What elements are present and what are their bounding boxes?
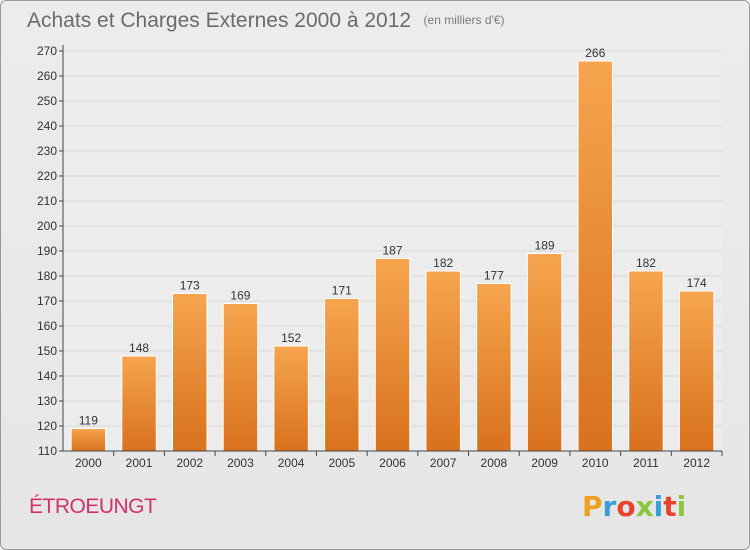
bar: [628, 270, 664, 452]
bar-value-label: 171: [332, 284, 352, 298]
bar-value-label: 177: [484, 269, 504, 283]
logo-letter: x: [635, 490, 654, 523]
bar-value-label: 182: [433, 256, 453, 270]
bar: [425, 270, 461, 452]
y-tick-label: 140: [37, 369, 57, 383]
logo-letter: o: [616, 490, 636, 523]
bar: [678, 290, 715, 452]
bar-value-label: 182: [636, 256, 656, 270]
bar-value-label: 266: [585, 46, 605, 60]
bar: [171, 293, 208, 452]
x-tick-label: 2011: [633, 456, 659, 470]
x-tick-label: 2008: [481, 456, 508, 470]
y-tick-label: 180: [37, 269, 57, 283]
x-tick-label: 2007: [430, 456, 457, 470]
x-tick-label: 2004: [278, 456, 305, 470]
x-tick-label: 2003: [227, 456, 254, 470]
logo-letter: i: [653, 490, 664, 523]
y-tick-label: 240: [37, 119, 57, 133]
y-tick-label: 230: [37, 144, 57, 158]
proxiti-logo[interactable]: Proxiti: [582, 490, 686, 523]
bar-value-label: 148: [129, 341, 149, 355]
y-tick-label: 170: [37, 294, 57, 308]
y-tick-label: 220: [37, 169, 57, 183]
logo-letter: t: [663, 490, 677, 523]
bar-value-label: 174: [687, 276, 707, 290]
bar: [526, 253, 563, 452]
y-tick-label: 260: [37, 69, 57, 83]
x-tick-label: 2000: [75, 456, 102, 470]
bar: [374, 258, 411, 452]
x-tick-label: 2002: [176, 456, 203, 470]
bar-value-label: 173: [180, 279, 200, 293]
chart-subtitle: (en milliers d'€): [423, 13, 505, 27]
x-tick-label: 2010: [582, 456, 609, 470]
bar: [121, 355, 157, 452]
y-tick-label: 270: [37, 44, 57, 58]
logo-letter: r: [602, 490, 617, 523]
bar: [273, 345, 309, 452]
x-tick-label: 2009: [531, 456, 558, 470]
x-tick-label: 2005: [328, 456, 355, 470]
x-tick-label: 2012: [683, 456, 710, 470]
bar: [577, 60, 614, 452]
logo-letter: i: [676, 490, 687, 523]
bar-value-label: 189: [535, 239, 555, 253]
x-tick-label: 2006: [379, 456, 406, 470]
y-tick-label: 120: [37, 419, 57, 433]
y-tick-label: 250: [37, 94, 57, 108]
title-row: Achats et Charges Externes 2000 à 2012 (…: [27, 9, 505, 33]
x-tick-label: 2001: [126, 456, 153, 470]
y-tick-label: 210: [37, 194, 57, 208]
bar-value-label: 152: [281, 331, 301, 345]
bar: [70, 428, 107, 452]
logo-letter: P: [582, 490, 603, 523]
chart-title: Achats et Charges Externes 2000 à 2012: [27, 9, 412, 32]
y-tick-label: 150: [37, 344, 57, 358]
bar-value-label: 187: [382, 244, 402, 258]
y-tick-label: 110: [38, 444, 57, 458]
bar-value-label: 169: [230, 289, 250, 303]
bar: [324, 298, 360, 452]
y-tick-label: 200: [37, 219, 57, 233]
bar-value-label: 119: [79, 414, 98, 428]
y-tick-label: 190: [37, 244, 57, 258]
commune-name: ÉTROEUNGT: [29, 495, 157, 518]
bar: [222, 303, 259, 452]
y-tick-label: 160: [37, 319, 57, 333]
y-tick-label: 130: [37, 394, 57, 408]
bar: [476, 283, 512, 452]
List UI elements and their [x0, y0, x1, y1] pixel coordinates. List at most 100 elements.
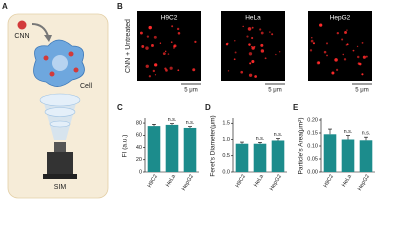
x-tick-label: HeLa: [341, 173, 353, 188]
y-tick-label: 0: [139, 169, 142, 175]
panel-label: E: [293, 103, 299, 112]
fluorescent-spot: [169, 66, 173, 70]
fluorescent-spot: [173, 44, 177, 48]
panel-label: D: [205, 103, 211, 112]
microscope: [47, 152, 73, 174]
significance-label: n.s.: [168, 117, 177, 123]
fluorescent-spot: [234, 51, 237, 54]
fluorescent-spot: [240, 70, 244, 74]
fluorescent-spot: [271, 33, 274, 36]
y-tick-label: 80: [136, 121, 142, 127]
fluorescent-spot: [342, 53, 345, 56]
scale-bar-label: 5 μm: [268, 88, 281, 94]
particle: [73, 67, 79, 73]
fluorescent-spot: [251, 26, 254, 29]
fluorescent-spot: [225, 43, 229, 46]
error-bar: [240, 141, 244, 144]
fluorescent-spot: [145, 46, 149, 50]
micrograph: [137, 11, 201, 81]
figure: A CNN Cell SIM B CNN + Untreated C D E H…: [2, 2, 375, 199]
micrograph: [308, 11, 372, 81]
x-tick-label: H9C2: [235, 174, 247, 189]
fluorescent-spot: [173, 47, 175, 49]
fluorescent-spot: [177, 69, 180, 72]
fluorescent-spot: [227, 70, 230, 72]
fluorescent-spot: [249, 62, 252, 65]
lens: [49, 120, 71, 128]
image-title: HepG2: [330, 15, 351, 22]
error-bar: [258, 142, 262, 144]
fluorescent-spot: [233, 58, 236, 61]
error-bar: [188, 126, 192, 128]
fluorescent-spot: [344, 31, 347, 34]
y-tick-label: 0.10: [307, 143, 318, 149]
y-tick-label: 1.0: [222, 137, 230, 143]
fluorescent-spot: [326, 42, 328, 45]
fluorescent-spot: [331, 71, 335, 75]
fluorescent-spot: [362, 55, 366, 59]
fluorescent-spot: [171, 25, 174, 28]
y-axis-label: FI (a.u.): [122, 135, 129, 158]
x-tick-label: HepG2: [269, 174, 283, 192]
bar: [359, 140, 373, 172]
scale-bar-label: 5 μm: [355, 88, 368, 94]
fluorescent-spot: [167, 53, 170, 55]
lens: [39, 93, 81, 107]
y-tick-label: 40: [136, 145, 142, 151]
cnn-particle: [17, 20, 27, 30]
fluorescent-spot: [148, 25, 152, 30]
fluorescent-spot: [341, 38, 344, 41]
fluorescent-spot: [275, 53, 277, 56]
y-tick-label: 0.5: [222, 153, 230, 159]
fluorescent-spot: [309, 49, 313, 52]
y-tick-label: 1.5: [222, 121, 230, 127]
fluorescent-spot: [323, 50, 327, 54]
x-tick-label: HeLa: [253, 173, 265, 188]
row-label: CNN + Untreated: [125, 19, 132, 73]
fluorescent-spot: [154, 63, 158, 67]
fluorescent-spot: [260, 43, 264, 47]
fluorescent-spot: [312, 42, 315, 45]
error-bar: [152, 123, 156, 127]
fluorescent-spot: [356, 45, 359, 48]
particle: [43, 55, 49, 61]
fluorescent-spot: [336, 31, 340, 35]
fluorescent-spot: [346, 43, 349, 46]
fluorescent-spot: [319, 23, 323, 27]
x-tick-label: HepG2: [181, 174, 195, 192]
y-tick-label: 0.00: [307, 169, 318, 175]
panel-label: C: [117, 103, 123, 112]
fluorescent-spot: [269, 31, 271, 33]
bar: [183, 127, 197, 172]
fluorescent-spot: [356, 55, 360, 59]
fluorescent-spot: [335, 68, 339, 72]
significance-label: n.s.: [274, 132, 283, 138]
y-axis-label: Particle's Area(μm²): [298, 118, 305, 175]
fluorescent-spot: [311, 37, 313, 39]
fluorescent-spot: [152, 69, 156, 73]
fluorescent-spot: [162, 52, 166, 56]
y-tick-label: 0.05: [307, 156, 318, 162]
fluorescent-spot: [317, 61, 321, 64]
y-tick-label: 0.15: [307, 130, 318, 136]
fluorescent-spot: [165, 50, 167, 53]
fluorescent-spot: [153, 35, 157, 39]
panel-label: B: [117, 2, 123, 11]
fluorescent-spot: [251, 59, 255, 64]
fluorescent-spot: [334, 58, 338, 62]
fluorescent-spot: [149, 26, 151, 28]
microscope-base: [43, 174, 77, 179]
fluorescent-spot: [361, 42, 364, 44]
error-bar: [364, 136, 368, 141]
cnn-label: CNN: [14, 33, 29, 40]
particle: [49, 71, 55, 77]
cell-label: Cell: [80, 83, 93, 90]
micrograph: [221, 11, 285, 81]
bar: [165, 124, 179, 172]
fluorescent-spot: [260, 31, 264, 35]
fluorescent-spot: [259, 28, 262, 31]
nucleus: [52, 55, 68, 71]
fluorescent-spot: [310, 39, 314, 43]
bar: [341, 139, 355, 172]
error-bar: [170, 123, 174, 125]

+ + + +

_TASK DIRECTIONS_
Rewrite the lines of the records from the line with "bar: [628, 270, 664, 452]" up to and including the line with "bar: [425, 270, 461, 452]", putting "bar-label" in place of "bar-value-label" and leaving everything else unchanged.

_SOLVED EXERCISE_
bar: [628, 270, 664, 452]
bar-label: 171: [332, 284, 352, 298]
bar-label: 177: [484, 269, 504, 283]
logo-letter: x: [635, 490, 654, 523]
bar-label: 182: [433, 256, 453, 270]
bar: [425, 270, 461, 452]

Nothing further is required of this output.